* Aim of the exercise
Determine which lines of the records include the word "情系幼儿", and copy them.

[Dataset items]
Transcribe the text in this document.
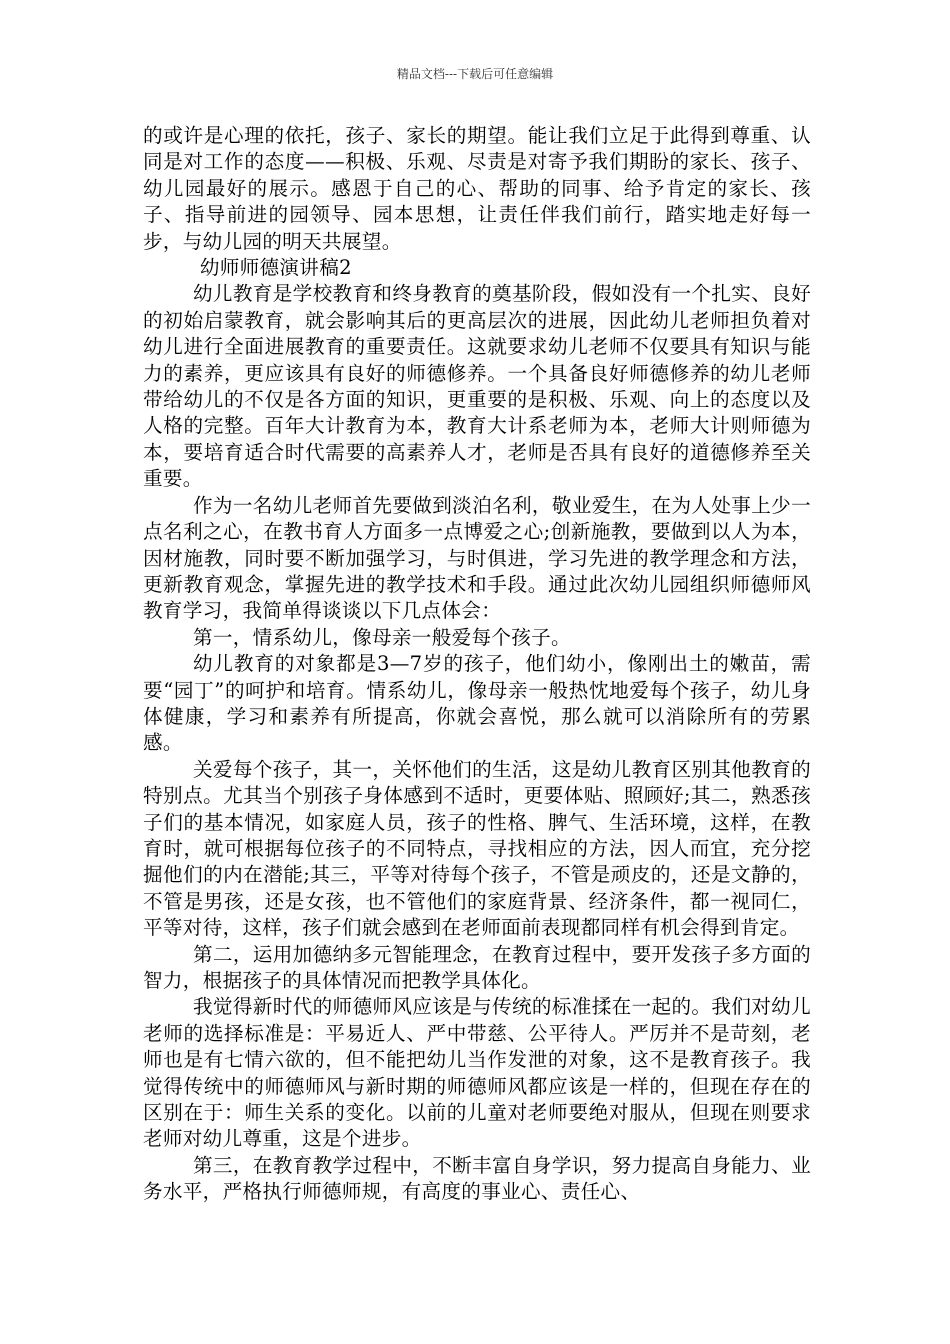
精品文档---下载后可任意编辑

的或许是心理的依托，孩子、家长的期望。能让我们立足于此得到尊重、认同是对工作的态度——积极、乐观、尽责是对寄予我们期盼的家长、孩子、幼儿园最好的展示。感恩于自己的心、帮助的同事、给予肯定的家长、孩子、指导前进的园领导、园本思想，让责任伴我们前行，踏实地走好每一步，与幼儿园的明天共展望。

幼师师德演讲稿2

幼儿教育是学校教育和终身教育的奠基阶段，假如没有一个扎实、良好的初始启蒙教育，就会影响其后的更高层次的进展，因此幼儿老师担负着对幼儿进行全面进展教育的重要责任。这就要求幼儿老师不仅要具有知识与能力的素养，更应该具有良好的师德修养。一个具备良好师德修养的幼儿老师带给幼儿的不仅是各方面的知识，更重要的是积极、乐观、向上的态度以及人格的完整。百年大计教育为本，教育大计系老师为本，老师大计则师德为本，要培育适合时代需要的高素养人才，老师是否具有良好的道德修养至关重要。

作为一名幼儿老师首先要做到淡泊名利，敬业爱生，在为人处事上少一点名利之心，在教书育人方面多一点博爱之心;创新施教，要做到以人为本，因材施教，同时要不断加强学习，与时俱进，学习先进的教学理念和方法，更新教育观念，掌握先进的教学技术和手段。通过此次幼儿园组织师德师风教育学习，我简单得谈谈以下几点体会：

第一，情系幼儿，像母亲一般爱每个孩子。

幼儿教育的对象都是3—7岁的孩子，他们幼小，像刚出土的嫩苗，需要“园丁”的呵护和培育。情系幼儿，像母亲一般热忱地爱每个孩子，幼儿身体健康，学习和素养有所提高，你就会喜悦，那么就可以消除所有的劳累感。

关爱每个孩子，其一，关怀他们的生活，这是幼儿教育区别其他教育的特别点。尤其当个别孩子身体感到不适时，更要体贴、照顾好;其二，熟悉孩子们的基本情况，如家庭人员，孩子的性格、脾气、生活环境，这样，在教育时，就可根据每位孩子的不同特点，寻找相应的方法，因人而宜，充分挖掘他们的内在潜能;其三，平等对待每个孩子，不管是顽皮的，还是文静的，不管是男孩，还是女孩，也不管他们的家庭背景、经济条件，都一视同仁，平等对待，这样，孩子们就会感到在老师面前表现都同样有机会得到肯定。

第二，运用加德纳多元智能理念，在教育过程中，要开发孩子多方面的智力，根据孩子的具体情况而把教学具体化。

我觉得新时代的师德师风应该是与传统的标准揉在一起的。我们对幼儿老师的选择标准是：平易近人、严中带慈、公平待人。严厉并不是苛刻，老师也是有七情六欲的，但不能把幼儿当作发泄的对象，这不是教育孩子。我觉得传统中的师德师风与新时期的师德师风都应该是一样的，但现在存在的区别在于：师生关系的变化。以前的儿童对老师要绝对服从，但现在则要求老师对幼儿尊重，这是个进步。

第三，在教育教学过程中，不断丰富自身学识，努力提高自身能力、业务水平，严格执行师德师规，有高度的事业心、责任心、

...

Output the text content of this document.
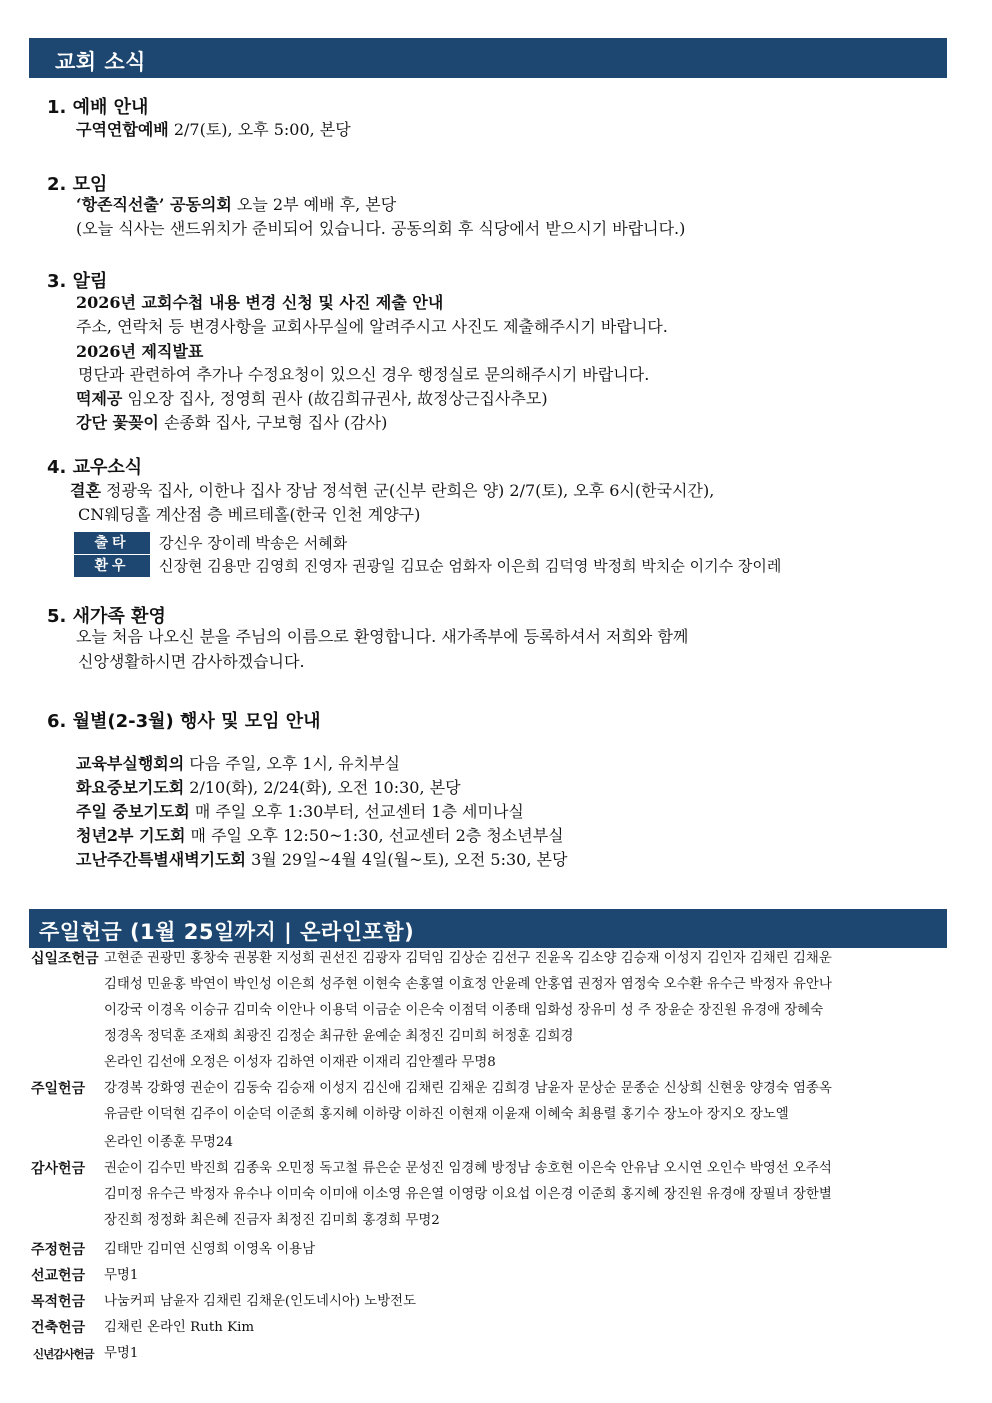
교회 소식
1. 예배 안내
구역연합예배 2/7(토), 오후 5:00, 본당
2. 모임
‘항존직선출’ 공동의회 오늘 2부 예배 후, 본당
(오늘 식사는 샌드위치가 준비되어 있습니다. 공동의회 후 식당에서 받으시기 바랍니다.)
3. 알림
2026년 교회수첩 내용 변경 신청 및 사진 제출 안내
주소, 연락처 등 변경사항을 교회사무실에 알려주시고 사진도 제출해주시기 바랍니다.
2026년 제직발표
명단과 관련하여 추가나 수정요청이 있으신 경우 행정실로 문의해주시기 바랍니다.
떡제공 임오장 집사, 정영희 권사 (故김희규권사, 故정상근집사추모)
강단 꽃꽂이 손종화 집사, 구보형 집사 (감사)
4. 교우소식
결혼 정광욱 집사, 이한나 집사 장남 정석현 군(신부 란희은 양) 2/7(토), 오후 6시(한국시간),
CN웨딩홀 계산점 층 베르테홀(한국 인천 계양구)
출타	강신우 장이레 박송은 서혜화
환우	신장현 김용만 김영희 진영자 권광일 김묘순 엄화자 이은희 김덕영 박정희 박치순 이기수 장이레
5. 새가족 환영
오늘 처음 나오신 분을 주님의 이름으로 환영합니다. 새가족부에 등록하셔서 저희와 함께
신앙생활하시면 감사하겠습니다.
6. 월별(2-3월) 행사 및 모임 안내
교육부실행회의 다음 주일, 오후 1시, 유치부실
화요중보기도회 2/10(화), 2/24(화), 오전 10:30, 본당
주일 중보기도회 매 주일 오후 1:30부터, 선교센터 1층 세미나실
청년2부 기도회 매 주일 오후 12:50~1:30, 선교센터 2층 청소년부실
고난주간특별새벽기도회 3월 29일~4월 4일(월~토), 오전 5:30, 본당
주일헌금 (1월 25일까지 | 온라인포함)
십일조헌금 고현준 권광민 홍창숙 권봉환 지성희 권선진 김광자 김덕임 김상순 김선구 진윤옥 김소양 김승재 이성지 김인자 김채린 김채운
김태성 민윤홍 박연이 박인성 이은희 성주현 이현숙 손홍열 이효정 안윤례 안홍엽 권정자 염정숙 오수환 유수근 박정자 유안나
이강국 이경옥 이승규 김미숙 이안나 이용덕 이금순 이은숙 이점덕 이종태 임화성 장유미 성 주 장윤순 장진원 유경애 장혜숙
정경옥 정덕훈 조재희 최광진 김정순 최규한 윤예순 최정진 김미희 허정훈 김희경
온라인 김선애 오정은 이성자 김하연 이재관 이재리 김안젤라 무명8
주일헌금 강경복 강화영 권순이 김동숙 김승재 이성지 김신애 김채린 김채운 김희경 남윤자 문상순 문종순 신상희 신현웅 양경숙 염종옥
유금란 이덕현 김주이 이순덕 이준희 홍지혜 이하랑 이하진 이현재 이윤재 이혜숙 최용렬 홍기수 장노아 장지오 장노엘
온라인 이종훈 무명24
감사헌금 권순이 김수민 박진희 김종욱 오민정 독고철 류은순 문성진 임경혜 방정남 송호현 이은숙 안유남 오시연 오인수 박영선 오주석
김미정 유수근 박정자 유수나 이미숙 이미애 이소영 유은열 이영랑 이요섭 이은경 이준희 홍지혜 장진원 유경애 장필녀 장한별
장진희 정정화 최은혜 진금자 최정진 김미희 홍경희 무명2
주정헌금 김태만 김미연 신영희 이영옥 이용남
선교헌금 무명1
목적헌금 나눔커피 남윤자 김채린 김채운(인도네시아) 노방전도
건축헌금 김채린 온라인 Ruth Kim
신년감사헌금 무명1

...

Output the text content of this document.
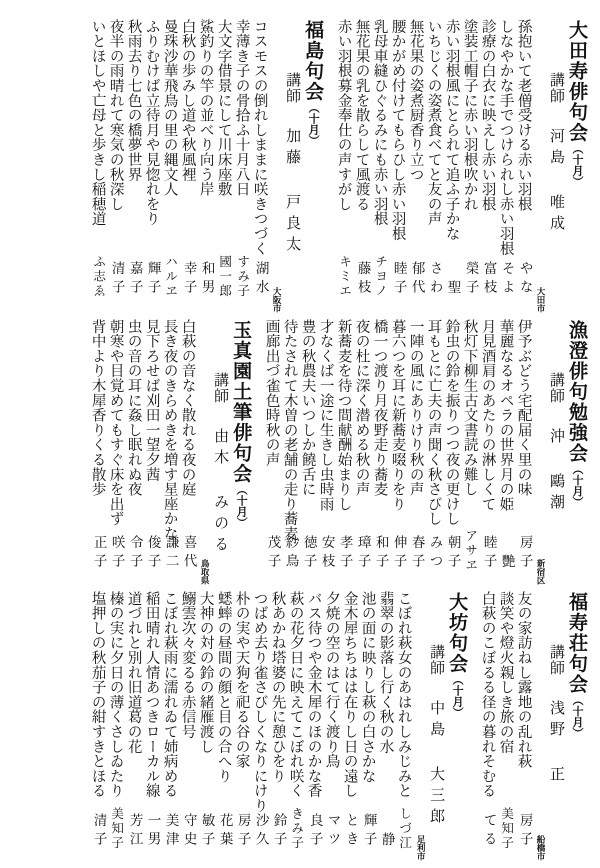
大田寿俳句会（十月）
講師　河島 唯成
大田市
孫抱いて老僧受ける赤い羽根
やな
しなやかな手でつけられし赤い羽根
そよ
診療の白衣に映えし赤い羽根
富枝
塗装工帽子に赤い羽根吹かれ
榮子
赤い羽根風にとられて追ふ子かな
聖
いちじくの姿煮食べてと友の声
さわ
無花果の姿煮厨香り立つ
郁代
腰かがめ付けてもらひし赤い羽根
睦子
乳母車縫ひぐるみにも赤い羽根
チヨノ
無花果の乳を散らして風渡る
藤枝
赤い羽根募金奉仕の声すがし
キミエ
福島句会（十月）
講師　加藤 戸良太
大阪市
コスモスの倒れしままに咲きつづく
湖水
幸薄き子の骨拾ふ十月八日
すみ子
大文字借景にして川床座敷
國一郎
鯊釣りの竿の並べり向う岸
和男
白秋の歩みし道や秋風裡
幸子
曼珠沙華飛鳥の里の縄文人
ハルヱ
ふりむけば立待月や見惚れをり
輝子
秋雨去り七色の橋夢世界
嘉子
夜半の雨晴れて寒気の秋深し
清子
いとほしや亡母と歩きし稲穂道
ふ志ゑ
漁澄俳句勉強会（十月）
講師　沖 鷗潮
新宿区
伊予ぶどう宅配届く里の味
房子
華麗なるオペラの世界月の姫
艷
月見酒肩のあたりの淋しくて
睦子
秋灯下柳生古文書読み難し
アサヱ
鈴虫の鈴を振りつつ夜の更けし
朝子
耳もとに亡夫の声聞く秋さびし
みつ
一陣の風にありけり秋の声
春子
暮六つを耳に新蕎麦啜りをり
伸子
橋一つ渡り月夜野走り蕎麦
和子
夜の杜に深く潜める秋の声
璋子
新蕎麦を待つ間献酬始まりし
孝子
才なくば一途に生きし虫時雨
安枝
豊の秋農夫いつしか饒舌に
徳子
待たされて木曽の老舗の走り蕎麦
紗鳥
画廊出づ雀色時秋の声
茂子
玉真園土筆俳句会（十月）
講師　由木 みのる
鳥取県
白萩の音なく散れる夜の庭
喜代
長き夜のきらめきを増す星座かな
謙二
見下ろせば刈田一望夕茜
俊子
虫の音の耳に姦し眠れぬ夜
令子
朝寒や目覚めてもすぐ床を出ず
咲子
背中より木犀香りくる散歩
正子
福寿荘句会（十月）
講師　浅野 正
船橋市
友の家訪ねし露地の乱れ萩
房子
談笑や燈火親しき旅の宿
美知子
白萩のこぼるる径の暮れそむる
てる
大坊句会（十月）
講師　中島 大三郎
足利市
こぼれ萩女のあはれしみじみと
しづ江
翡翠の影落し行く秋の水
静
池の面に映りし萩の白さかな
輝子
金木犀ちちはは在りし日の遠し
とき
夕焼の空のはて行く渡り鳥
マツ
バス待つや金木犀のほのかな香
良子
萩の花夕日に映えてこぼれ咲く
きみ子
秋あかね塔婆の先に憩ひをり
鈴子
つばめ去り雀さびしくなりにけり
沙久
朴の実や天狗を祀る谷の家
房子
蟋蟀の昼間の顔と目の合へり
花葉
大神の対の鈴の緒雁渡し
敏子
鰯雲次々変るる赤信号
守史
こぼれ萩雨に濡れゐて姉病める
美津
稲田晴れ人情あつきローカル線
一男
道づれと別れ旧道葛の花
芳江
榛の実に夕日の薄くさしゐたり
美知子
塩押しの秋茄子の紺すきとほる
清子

* Full answer
第一，情系幼儿，像母亲一般爱每个孩子。
幼儿教育的对象都是3—7岁的孩子，他们幼小，像刚出土的嫩苗，需要“园丁”的呵护和培育。情系幼儿，像母亲一般热忱地爱每个孩子，幼儿身体健康，学习和素养有所提高，你就会喜悦，那么就可以消除所有的劳累感。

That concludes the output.